> Entries provided
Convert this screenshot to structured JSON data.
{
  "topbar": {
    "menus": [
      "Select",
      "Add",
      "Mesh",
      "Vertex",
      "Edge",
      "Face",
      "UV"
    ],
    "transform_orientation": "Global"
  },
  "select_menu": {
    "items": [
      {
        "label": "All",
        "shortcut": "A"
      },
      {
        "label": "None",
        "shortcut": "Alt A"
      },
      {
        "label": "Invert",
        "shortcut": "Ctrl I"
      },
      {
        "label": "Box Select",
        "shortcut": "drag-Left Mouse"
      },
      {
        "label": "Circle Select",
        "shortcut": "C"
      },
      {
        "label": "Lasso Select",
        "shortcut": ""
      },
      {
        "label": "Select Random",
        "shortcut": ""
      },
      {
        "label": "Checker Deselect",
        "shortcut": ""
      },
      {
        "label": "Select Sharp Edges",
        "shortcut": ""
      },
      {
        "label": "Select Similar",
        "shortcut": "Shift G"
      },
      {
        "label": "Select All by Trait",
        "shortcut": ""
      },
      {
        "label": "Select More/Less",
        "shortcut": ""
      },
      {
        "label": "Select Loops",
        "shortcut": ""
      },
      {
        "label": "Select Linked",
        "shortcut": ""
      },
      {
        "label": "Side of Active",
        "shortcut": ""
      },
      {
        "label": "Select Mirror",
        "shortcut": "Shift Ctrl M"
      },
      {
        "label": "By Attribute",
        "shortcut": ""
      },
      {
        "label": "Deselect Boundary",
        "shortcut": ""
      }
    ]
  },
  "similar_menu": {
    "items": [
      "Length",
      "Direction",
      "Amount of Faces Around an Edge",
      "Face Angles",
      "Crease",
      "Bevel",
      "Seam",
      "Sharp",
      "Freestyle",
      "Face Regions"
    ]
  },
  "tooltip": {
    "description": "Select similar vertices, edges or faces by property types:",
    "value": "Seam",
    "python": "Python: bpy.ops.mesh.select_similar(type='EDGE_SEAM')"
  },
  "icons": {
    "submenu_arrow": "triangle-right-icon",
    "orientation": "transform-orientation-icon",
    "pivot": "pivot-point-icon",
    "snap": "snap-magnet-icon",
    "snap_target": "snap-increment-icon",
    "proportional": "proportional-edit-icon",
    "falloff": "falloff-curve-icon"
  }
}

> Task statement
Reply with only the number of lines in the entries that contain the word "Ctrl".

> Final result
2